Consigna 1 :: Reproduzca fielmente el pasaje del texto sobre la guerra en Colombia que comienza con las palabras que contienen "Quien desde la" y concluye con "ahora geoestratégica estadounidense.".
Consigna 2 :: Enumere todos los nombres propios de personas y de lugares que figuran en el texto sobre la guerra en Colombia.

───── Fragmento del documento ─────

Quien desvirtúa o degrada durante tanto tiempo el sentimiento de hostilidad ante un adversario, reconocido por todos los teóricos de la guerra como el motor de toda confrontación, y lo reemplaza por el odio inhumano y las celebraciones mediáticas de la muerte, como la que el mundo espantado acaba de ver en Colombia con el cadáver del jefe guerrillero Mono Jojoy; no puede reclamar ninguna superioridad moral ni ética.

Quien desde la cúpula de un Estado degrada una guerra social sobre el fundamento de hacerle el mayor daño posible a su enemigo interno, no puede esperar como respuesta nada diferente a daño posible. Se debiera mejor recordar la recomendación que hacía insistentemente el general Clausewitz a su estado Mayor: “Yo guío la mano de mi adversario” o recordar también, todos los terribles nombres de guerra de los rebeldes colombianos, quienes lo largo de esta historia de muerte han sido guiados hacia la sangre negra del odio y del desquite, por la mano invisible de la guerra contrainsurgente y ahora geoestratégica estadounidense.

───── Datos analizados ─────

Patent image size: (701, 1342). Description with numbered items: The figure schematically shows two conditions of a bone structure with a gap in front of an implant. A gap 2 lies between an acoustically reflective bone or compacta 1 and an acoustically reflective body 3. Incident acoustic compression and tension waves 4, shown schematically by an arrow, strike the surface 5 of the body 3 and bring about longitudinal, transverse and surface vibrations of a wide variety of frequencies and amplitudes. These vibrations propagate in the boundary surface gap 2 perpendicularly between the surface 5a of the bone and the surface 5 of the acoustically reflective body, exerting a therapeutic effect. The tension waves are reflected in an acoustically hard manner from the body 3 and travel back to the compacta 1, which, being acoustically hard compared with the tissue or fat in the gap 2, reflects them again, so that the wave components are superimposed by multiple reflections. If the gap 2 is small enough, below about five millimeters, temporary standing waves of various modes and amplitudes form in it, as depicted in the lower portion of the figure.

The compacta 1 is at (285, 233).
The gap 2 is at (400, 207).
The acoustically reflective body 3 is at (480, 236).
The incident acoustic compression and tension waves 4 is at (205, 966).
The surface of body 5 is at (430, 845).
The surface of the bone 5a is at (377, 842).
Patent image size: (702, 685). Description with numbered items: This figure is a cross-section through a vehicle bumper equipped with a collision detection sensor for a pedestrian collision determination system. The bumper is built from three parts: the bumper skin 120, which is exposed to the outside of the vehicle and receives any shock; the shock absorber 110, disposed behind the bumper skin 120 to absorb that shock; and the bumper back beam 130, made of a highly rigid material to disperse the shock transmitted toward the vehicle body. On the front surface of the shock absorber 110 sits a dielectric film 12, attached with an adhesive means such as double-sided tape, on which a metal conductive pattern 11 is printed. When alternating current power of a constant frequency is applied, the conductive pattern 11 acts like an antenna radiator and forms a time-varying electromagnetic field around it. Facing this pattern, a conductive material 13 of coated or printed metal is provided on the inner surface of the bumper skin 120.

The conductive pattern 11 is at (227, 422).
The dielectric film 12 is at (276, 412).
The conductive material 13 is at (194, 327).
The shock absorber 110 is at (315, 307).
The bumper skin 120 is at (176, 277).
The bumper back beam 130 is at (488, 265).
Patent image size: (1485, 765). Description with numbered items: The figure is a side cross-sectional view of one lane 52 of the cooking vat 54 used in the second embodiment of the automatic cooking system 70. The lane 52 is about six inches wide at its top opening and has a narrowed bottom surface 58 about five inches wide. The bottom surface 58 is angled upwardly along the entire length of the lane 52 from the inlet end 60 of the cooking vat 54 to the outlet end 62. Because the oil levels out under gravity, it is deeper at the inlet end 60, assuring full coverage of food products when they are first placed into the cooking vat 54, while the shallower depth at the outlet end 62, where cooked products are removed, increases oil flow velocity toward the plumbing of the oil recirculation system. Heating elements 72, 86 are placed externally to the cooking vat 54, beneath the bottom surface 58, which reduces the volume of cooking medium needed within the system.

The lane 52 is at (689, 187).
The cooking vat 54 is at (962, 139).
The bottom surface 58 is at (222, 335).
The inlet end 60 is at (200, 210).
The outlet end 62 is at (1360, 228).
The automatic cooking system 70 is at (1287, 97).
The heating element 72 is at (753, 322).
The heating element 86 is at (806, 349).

─────

Respuesta 1 ::
Quien desde la cúpula de un Estado degrada una guerra social sobre el fundamento de hacerle el mayor daño posible a su enemigo interno, no puede esperar como respuesta nada diferente a daño posible. Se debiera mejor recordar la recomendación que hacía insistentemente el general Clausewitz a su estado Mayor: “Yo guío la mano de mi adversario” o recordar también, todos los terribles nombres de guerra de los rebeldes colombianos, quienes lo largo de esta historia de muerte han sido guiados hacia la sangre negra del odio y del desquite, por la mano invisible de la guerra contrainsurgente y ahora geoestratégica estadounidense.

Respuesta 2 ::
- Colombia
- Mono Jojoy
- Clausewitz